Supplied material:

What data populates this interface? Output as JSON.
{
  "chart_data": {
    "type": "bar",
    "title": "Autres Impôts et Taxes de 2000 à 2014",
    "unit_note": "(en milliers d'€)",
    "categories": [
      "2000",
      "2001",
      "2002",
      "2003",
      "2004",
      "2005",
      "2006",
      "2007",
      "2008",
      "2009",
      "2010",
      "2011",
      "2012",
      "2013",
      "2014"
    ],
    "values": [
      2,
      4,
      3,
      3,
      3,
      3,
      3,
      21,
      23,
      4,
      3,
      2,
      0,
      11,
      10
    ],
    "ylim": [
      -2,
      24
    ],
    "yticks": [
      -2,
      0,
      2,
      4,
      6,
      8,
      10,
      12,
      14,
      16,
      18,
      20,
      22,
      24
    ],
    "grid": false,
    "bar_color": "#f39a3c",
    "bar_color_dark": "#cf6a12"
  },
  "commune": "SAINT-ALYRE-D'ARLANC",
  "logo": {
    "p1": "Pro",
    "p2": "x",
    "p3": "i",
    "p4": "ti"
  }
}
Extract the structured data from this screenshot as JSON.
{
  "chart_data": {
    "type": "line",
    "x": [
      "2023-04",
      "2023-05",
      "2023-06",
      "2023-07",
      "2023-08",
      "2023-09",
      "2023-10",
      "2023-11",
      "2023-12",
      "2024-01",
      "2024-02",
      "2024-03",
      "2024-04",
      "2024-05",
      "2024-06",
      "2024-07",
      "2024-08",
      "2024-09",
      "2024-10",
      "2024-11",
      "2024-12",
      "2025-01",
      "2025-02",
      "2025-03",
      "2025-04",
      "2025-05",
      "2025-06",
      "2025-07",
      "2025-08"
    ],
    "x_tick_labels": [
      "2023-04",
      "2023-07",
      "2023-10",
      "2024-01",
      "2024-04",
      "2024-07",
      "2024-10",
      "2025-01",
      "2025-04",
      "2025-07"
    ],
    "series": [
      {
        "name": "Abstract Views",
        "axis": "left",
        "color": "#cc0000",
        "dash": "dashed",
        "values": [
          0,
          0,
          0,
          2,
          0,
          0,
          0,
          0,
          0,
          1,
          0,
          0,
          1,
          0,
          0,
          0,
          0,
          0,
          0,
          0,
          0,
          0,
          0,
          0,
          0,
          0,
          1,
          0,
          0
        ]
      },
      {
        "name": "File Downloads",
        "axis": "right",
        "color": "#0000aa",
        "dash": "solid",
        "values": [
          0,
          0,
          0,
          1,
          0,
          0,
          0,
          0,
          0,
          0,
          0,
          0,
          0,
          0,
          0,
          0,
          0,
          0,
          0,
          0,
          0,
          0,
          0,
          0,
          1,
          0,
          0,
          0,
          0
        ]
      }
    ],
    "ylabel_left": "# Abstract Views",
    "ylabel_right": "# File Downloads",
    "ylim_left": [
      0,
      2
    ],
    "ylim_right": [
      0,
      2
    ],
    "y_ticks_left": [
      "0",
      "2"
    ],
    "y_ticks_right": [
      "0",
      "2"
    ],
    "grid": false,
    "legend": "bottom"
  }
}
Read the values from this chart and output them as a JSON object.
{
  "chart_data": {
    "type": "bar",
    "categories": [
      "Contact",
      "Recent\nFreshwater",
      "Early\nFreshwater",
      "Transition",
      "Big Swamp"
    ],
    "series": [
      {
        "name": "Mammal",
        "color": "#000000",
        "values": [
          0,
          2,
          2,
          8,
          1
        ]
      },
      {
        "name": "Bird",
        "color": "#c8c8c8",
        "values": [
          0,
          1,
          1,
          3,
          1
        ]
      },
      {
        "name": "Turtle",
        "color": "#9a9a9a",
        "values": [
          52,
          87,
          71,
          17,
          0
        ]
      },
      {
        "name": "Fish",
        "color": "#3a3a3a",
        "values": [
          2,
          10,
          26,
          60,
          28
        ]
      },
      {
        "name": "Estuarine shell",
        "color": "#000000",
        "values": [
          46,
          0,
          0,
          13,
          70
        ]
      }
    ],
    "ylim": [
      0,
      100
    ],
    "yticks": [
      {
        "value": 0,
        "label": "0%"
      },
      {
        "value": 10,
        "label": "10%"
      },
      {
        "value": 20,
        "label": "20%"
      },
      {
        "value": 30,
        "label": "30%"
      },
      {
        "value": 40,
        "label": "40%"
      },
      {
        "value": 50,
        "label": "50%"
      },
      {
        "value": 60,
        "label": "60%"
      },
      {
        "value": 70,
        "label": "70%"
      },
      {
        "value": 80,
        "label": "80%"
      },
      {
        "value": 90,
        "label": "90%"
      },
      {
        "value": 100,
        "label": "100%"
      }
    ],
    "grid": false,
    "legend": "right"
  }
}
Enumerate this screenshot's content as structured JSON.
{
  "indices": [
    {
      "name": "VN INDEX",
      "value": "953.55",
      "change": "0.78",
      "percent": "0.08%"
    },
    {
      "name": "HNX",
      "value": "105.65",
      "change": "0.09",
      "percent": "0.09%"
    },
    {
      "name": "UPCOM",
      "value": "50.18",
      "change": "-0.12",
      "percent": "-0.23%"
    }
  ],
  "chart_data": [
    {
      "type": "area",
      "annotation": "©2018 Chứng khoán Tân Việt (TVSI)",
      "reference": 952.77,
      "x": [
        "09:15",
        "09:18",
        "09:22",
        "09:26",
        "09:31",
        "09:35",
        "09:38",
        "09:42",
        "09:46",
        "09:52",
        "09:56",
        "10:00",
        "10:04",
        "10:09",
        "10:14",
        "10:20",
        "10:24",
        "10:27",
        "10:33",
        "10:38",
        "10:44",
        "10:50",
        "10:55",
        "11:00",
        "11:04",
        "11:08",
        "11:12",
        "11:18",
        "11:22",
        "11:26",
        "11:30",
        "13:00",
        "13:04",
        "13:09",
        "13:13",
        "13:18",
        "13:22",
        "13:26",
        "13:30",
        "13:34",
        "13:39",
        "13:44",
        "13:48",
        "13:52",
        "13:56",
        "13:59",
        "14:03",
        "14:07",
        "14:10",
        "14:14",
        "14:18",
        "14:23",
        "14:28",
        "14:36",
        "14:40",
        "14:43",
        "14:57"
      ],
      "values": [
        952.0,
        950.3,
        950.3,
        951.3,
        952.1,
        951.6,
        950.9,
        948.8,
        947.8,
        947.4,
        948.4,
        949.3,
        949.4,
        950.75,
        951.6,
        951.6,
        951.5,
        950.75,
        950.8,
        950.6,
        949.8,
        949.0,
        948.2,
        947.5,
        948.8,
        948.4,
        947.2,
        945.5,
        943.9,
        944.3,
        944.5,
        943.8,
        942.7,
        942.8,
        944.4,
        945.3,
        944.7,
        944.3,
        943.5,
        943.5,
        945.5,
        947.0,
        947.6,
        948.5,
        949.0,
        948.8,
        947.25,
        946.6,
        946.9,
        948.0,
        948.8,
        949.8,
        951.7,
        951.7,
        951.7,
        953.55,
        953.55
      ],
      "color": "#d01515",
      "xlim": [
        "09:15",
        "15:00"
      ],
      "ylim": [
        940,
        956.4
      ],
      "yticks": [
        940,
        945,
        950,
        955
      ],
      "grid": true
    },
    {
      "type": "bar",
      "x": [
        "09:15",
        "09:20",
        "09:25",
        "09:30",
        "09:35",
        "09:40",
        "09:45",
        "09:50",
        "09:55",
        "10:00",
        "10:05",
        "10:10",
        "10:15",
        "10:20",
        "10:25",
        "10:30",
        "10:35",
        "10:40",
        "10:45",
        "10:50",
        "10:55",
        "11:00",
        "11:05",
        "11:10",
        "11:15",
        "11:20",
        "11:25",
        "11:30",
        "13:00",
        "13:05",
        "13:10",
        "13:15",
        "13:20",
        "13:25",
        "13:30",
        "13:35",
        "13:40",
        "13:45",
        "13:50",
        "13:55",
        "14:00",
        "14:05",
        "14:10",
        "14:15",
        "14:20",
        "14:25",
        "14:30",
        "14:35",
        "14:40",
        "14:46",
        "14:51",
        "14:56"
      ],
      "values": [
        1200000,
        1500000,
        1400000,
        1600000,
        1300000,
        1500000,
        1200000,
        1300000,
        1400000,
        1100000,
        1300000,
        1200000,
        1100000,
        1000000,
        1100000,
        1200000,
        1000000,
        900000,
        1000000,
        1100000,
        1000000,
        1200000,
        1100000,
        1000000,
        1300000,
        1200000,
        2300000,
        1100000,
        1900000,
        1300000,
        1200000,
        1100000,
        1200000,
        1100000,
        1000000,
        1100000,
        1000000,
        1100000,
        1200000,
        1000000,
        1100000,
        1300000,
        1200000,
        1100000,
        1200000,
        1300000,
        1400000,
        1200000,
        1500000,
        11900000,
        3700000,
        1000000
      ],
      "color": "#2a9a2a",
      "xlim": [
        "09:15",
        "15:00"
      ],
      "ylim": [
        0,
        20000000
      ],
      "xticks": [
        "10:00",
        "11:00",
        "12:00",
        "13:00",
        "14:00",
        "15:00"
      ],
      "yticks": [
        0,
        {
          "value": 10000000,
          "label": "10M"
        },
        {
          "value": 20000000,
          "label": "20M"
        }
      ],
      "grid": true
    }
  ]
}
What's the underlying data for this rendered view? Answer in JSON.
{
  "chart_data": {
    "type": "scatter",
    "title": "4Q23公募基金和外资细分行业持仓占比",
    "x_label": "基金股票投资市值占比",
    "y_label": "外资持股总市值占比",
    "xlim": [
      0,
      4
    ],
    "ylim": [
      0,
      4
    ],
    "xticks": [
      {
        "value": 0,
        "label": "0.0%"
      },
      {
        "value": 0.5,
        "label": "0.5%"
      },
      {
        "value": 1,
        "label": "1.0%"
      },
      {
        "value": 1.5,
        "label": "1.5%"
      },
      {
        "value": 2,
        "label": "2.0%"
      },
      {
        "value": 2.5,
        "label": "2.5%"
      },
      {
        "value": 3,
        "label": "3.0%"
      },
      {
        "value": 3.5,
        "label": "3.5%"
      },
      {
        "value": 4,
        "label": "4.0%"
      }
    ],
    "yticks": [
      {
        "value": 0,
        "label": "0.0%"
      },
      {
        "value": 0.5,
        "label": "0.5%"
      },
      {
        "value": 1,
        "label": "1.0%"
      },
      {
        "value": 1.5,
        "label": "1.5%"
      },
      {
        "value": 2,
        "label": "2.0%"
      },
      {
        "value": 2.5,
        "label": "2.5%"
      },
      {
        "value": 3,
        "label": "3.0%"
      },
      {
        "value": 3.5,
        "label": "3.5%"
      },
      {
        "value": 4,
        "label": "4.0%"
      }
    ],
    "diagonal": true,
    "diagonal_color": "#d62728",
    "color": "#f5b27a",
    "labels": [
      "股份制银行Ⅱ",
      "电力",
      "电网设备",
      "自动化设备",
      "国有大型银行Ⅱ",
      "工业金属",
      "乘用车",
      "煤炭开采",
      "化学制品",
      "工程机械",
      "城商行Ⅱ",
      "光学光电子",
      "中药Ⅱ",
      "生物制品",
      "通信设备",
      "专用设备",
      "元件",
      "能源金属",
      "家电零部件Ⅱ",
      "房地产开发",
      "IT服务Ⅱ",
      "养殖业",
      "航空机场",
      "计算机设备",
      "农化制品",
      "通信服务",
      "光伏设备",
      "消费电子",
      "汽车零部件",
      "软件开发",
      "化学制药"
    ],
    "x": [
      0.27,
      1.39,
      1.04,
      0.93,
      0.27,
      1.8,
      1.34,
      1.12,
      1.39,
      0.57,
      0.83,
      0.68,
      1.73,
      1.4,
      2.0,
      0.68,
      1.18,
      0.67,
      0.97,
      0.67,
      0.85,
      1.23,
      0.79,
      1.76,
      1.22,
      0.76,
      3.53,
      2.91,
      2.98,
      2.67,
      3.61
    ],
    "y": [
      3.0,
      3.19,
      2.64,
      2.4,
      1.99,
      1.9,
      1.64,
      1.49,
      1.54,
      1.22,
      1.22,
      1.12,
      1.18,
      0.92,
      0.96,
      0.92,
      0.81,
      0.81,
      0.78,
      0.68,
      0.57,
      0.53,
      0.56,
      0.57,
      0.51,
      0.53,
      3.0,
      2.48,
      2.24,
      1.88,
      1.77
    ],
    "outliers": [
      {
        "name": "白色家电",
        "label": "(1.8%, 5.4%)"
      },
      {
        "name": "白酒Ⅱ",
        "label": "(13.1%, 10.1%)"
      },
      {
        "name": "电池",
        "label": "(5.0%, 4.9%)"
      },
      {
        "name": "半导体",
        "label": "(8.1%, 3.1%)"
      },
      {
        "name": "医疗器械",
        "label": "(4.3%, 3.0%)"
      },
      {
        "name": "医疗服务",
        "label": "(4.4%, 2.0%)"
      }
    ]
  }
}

Short exercise: In the material above, find the lines that contain "type" and show them.

Worked solution:
    "type": "bar",
    "type": "line",
    "type": "bar",
      "type": "area",
      "type": "bar",
    "type": "scatter",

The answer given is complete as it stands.